Stored entries
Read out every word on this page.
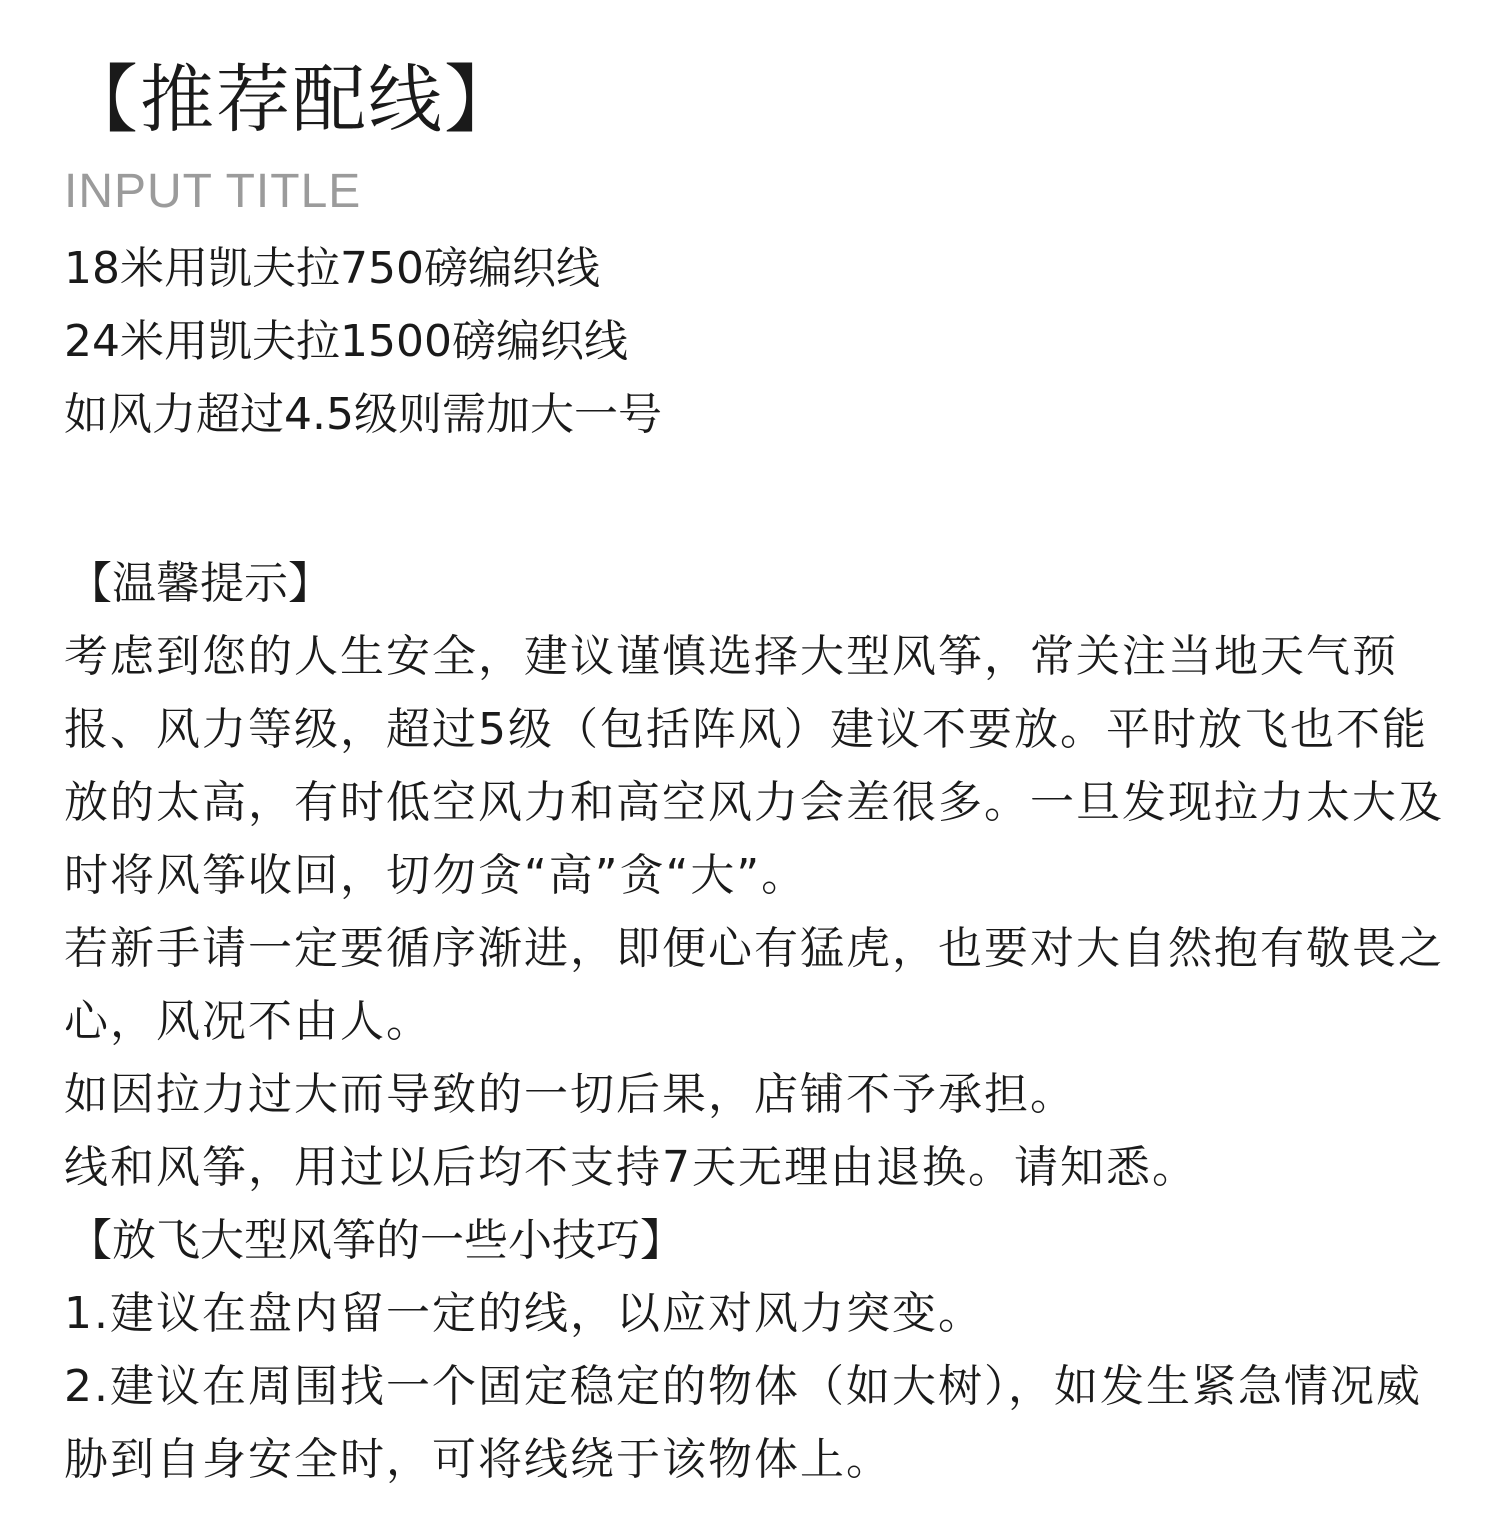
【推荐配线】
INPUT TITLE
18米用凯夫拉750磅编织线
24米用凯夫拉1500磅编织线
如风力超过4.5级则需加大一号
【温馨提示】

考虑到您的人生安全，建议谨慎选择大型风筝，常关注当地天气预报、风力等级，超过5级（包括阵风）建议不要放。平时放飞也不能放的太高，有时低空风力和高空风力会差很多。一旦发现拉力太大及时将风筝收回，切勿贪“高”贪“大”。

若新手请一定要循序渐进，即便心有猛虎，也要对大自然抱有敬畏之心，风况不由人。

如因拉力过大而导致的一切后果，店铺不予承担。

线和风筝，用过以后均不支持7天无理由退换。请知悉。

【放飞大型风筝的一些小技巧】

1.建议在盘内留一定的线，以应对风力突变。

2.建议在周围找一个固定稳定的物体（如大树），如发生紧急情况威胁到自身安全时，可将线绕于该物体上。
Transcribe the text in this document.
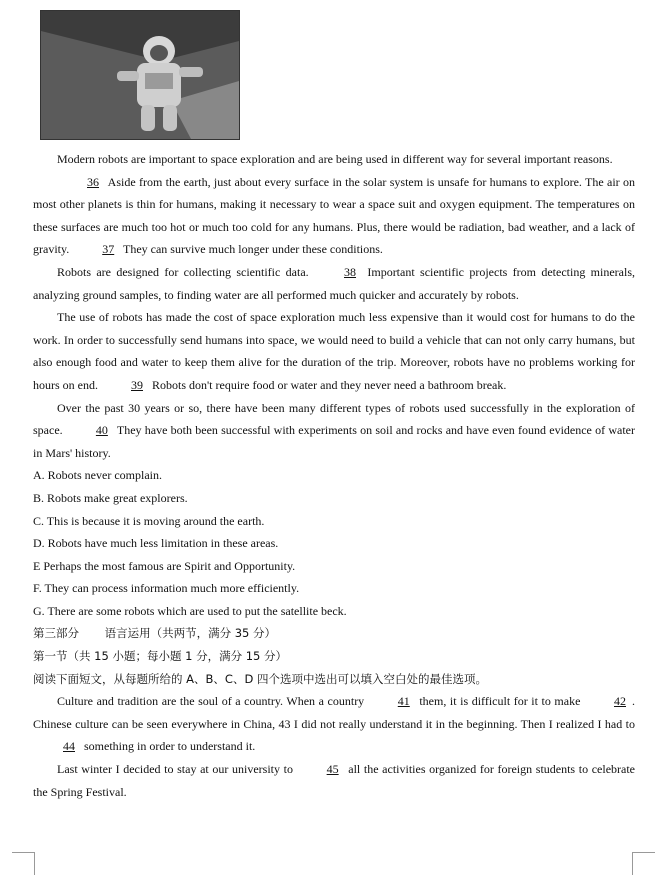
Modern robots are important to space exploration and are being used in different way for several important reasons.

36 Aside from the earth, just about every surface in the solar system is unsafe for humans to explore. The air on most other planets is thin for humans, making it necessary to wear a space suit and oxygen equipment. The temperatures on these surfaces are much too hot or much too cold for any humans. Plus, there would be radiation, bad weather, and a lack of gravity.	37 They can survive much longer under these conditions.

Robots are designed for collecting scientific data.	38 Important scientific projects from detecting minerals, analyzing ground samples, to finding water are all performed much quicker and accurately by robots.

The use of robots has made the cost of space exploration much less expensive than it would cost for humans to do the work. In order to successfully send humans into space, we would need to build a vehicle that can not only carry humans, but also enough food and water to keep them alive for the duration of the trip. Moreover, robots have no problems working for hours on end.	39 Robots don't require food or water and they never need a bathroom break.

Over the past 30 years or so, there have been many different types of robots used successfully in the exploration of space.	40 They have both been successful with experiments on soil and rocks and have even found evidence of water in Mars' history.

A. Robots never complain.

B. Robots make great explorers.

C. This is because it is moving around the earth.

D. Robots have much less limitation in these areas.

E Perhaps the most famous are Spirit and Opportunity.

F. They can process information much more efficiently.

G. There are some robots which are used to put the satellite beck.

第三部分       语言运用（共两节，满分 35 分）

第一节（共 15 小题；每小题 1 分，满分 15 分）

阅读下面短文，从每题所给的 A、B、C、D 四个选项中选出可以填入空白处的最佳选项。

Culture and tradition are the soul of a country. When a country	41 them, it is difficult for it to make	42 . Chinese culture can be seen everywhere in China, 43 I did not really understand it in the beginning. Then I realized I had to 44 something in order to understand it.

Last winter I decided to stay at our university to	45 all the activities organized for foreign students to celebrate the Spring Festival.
---
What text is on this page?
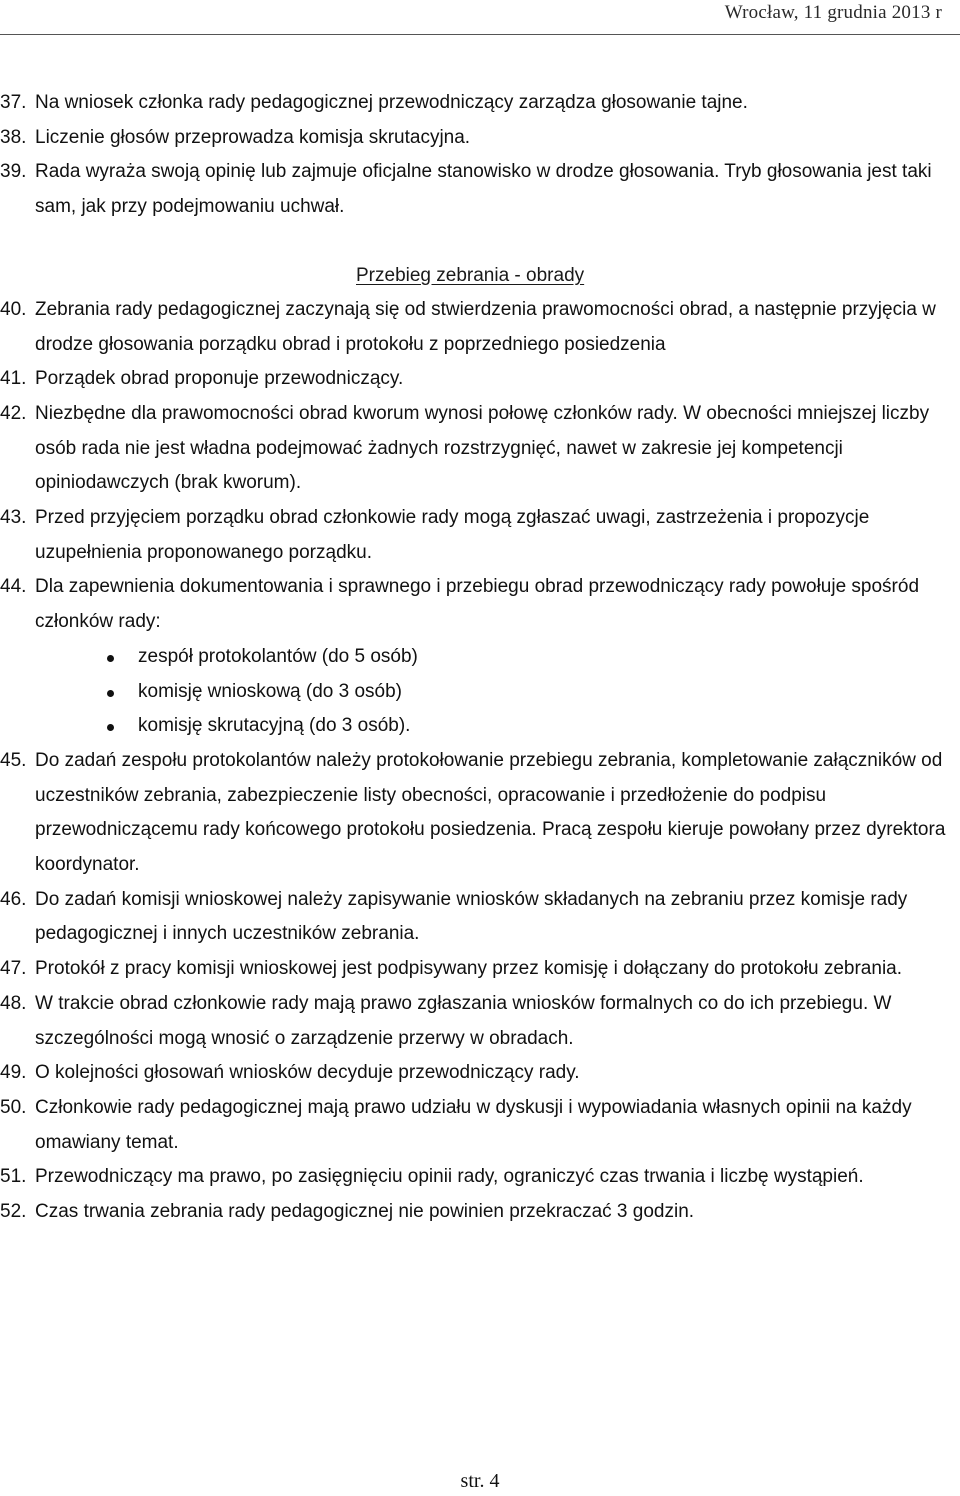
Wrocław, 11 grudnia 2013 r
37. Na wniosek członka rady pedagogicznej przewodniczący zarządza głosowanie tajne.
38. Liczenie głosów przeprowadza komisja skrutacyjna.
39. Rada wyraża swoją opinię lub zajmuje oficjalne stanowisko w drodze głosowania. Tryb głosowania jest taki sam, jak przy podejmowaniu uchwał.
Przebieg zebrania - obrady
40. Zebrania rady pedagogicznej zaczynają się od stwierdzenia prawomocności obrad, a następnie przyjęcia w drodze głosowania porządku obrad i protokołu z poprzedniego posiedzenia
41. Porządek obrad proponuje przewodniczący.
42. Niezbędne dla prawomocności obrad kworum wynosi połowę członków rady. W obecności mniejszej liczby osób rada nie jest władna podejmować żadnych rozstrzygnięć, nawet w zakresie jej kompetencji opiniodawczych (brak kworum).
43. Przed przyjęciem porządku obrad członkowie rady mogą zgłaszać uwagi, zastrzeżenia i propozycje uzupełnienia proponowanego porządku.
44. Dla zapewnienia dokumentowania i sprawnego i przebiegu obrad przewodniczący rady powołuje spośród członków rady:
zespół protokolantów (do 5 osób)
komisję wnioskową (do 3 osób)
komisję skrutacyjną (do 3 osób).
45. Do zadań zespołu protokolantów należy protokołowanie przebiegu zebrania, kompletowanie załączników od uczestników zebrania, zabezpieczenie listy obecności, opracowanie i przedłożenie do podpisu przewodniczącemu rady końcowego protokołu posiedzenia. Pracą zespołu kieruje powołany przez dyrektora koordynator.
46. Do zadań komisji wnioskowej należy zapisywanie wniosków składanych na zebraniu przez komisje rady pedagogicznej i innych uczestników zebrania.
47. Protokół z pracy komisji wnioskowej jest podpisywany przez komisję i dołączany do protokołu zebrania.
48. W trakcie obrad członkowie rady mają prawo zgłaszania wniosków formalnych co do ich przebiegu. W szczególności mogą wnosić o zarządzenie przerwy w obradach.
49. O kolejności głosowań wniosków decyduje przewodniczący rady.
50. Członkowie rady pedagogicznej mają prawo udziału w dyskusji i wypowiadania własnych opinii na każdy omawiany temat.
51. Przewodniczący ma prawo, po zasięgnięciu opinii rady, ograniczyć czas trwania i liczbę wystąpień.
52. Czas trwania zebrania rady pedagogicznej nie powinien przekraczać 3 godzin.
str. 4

> [Your goal]
Scan the material above for the string "protokolantów" and report each line where you find it.

> [Output of the task]
zespół protokolantów (do 5 osób)
45. Do zadań zespołu protokolantów należy protokołowanie przebiegu zebrania, kompletowanie załączników od uczestników zebrania, zabezpieczenie listy obecności, opracowanie i przedłożenie do podpisu przewodniczącemu rady końcowego protokołu posiedzenia. Pracą zespołu kieruje powołany przez dyrektora koordynator.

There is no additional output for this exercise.